Task statement -
Repeat the material in full. Keep every line exactly as it is.

Material supplied -
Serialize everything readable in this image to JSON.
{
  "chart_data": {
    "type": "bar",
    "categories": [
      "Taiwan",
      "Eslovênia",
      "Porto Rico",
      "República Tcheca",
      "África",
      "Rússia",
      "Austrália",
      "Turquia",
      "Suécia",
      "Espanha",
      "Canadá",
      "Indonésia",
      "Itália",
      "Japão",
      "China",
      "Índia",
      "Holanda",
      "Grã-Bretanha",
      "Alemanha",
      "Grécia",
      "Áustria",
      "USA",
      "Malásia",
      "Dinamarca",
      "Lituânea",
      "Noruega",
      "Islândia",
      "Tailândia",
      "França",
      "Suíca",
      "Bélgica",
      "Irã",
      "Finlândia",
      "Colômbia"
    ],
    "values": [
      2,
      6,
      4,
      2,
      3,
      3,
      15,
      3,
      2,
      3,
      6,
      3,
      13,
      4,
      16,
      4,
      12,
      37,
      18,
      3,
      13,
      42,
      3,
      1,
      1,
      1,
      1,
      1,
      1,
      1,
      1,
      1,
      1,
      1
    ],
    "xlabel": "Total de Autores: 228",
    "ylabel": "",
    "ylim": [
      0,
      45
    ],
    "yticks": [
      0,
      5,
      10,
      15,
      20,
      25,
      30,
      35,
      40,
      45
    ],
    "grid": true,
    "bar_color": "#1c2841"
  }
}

Task solution -
Serialize everything readable in this image to JSON.
{
  "chart_data": {
    "type": "bar",
    "categories": [
      "Taiwan",
      "Eslovênia",
      "Porto Rico",
      "República Tcheca",
      "África",
      "Rússia",
      "Austrália",
      "Turquia",
      "Suécia",
      "Espanha",
      "Canadá",
      "Indonésia",
      "Itália",
      "Japão",
      "China",
      "Índia",
      "Holanda",
      "Grã-Bretanha",
      "Alemanha",
      "Grécia",
      "Áustria",
      "USA",
      "Malásia",
      "Dinamarca",
      "Lituânea",
      "Noruega",
      "Islândia",
      "Tailândia",
      "França",
      "Suíca",
      "Bélgica",
      "Irã",
      "Finlândia",
      "Colômbia"
    ],
    "values": [
      2,
      6,
      4,
      2,
      3,
      3,
      15,
      3,
      2,
      3,
      6,
      3,
      13,
      4,
      16,
      4,
      12,
      37,
      18,
      3,
      13,
      42,
      3,
      1,
      1,
      1,
      1,
      1,
      1,
      1,
      1,
      1,
      1,
      1
    ],
    "xlabel": "Total de Autores: 228",
    "ylabel": "",
    "ylim": [
      0,
      45
    ],
    "yticks": [
      0,
      5,
      10,
      15,
      20,
      25,
      30,
      35,
      40,
      45
    ],
    "grid": true,
    "bar_color": "#1c2841"
  }
}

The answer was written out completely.